====== DATA TO USE ======

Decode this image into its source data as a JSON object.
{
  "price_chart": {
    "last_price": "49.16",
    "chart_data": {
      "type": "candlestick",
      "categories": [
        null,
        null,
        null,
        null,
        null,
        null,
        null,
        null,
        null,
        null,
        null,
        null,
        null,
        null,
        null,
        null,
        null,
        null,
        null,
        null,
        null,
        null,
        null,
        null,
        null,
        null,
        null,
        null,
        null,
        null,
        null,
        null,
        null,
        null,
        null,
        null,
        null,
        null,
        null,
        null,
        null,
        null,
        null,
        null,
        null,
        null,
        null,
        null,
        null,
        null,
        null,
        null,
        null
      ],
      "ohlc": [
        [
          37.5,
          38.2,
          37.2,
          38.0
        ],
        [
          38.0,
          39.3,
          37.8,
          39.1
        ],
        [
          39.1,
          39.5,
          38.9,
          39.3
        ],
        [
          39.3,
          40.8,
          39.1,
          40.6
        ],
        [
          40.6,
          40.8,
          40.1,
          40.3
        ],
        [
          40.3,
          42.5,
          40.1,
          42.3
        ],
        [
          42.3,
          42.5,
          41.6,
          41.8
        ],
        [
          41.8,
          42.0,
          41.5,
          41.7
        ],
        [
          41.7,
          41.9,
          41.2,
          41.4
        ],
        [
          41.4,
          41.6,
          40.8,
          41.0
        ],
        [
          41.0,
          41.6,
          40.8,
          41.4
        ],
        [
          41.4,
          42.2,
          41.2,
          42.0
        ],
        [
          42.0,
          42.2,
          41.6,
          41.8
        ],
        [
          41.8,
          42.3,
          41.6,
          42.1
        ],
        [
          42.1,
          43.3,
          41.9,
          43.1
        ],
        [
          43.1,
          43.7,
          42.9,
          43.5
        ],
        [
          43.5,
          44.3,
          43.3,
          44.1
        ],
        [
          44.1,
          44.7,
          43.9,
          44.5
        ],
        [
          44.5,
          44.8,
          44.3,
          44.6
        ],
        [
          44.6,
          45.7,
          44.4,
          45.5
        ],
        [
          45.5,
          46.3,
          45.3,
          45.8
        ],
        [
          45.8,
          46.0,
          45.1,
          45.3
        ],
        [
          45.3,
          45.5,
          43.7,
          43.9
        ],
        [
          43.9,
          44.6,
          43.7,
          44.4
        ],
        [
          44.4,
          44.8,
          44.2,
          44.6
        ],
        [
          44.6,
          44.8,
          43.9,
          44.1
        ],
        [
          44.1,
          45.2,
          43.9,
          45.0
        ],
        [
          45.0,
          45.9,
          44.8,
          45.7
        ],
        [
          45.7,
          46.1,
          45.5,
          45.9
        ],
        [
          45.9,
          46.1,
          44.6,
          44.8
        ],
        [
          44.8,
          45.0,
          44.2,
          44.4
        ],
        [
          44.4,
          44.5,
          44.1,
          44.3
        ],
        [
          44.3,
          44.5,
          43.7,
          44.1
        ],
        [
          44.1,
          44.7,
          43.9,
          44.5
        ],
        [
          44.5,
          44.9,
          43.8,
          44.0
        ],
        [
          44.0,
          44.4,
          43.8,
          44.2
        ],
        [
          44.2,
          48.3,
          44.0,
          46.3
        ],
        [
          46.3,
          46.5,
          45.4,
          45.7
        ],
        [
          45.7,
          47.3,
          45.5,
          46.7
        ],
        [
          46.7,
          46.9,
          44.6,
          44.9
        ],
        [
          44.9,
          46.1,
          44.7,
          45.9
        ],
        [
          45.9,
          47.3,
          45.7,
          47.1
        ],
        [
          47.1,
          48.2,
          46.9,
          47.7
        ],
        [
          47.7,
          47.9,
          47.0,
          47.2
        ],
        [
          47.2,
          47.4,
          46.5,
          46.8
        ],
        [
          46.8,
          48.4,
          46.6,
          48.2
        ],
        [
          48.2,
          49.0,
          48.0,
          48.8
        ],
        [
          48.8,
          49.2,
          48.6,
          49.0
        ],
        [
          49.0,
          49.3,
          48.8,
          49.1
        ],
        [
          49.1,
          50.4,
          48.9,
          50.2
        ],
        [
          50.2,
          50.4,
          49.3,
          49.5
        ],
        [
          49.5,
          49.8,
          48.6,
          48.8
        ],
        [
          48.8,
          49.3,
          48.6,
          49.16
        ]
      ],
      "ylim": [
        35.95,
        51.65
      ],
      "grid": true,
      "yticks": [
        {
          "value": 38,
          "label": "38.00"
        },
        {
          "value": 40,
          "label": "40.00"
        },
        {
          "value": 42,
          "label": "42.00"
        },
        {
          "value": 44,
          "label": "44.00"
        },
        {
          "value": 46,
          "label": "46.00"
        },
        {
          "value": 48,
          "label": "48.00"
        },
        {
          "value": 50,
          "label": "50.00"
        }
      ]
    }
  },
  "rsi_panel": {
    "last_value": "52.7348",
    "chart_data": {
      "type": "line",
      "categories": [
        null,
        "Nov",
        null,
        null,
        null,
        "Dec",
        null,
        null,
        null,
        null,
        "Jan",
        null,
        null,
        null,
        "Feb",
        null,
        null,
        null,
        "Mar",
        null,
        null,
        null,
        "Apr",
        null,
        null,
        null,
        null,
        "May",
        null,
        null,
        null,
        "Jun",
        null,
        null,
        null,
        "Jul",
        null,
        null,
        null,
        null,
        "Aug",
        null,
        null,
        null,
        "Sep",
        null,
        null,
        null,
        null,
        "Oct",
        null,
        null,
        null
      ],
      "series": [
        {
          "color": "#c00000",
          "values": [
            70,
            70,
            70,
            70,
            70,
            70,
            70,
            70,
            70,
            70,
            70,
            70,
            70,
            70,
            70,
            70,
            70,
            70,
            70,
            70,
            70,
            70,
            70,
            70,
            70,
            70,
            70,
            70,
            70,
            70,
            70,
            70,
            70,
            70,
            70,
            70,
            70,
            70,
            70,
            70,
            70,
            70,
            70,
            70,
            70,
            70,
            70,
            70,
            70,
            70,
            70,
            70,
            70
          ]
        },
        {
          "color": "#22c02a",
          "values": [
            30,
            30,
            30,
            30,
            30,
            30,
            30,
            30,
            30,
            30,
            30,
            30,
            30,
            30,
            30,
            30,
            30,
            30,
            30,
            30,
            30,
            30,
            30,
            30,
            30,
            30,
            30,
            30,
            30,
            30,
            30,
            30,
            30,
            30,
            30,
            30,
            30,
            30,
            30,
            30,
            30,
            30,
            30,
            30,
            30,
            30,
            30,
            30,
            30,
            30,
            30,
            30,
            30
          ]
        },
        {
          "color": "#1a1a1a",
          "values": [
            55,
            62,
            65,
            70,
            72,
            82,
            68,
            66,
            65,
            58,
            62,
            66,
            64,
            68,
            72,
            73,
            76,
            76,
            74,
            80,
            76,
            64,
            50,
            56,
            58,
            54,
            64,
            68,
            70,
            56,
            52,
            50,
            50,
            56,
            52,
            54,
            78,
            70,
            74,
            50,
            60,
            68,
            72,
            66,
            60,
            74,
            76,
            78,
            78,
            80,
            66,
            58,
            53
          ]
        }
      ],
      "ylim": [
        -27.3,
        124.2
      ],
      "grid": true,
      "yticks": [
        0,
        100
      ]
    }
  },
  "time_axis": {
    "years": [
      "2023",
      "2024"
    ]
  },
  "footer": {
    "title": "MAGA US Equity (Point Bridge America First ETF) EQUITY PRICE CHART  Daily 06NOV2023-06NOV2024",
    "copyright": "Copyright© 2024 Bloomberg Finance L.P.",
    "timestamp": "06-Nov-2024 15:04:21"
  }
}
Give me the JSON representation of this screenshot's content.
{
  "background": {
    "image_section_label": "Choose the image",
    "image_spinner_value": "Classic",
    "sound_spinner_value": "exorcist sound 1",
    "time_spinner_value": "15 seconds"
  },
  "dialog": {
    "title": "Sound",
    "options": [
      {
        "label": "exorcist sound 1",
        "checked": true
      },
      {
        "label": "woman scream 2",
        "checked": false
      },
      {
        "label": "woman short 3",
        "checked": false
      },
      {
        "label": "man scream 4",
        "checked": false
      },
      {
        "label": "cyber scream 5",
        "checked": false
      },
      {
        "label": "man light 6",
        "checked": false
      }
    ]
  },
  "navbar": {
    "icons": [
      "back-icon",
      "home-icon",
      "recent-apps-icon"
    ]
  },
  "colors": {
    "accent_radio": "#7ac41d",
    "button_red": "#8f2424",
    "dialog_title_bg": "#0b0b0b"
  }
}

======

Your task is to write out the lines from the one with "Give me the" through the end of the records, exactly and with nothing added.

Give me the JSON representation of this screenshot's content.
{
  "background": {
    "image_section_label": "Choose the image",
    "image_spinner_value": "Classic",
    "sound_spinner_value": "exorcist sound 1",
    "time_spinner_value": "15 seconds"
  },
  "dialog": {
    "title": "Sound",
    "options": [
      {
        "label": "exorcist sound 1",
        "checked": true
      },
      {
        "label": "woman scream 2",
        "checked": false
      },
      {
        "label": "woman short 3",
        "checked": false
      },
      {
        "label": "man scream 4",
        "checked": false
      },
      {
        "label": "cyber scream 5",
        "checked": false
      },
      {
        "label": "man light 6",
        "checked": false
      }
    ]
  },
  "navbar": {
    "icons": [
      "back-icon",
      "home-icon",
      "recent-apps-icon"
    ]
  },
  "colors": {
    "accent_radio": "#7ac41d",
    "button_red": "#8f2424",
    "dialog_title_bg": "#0b0b0b"
  }
}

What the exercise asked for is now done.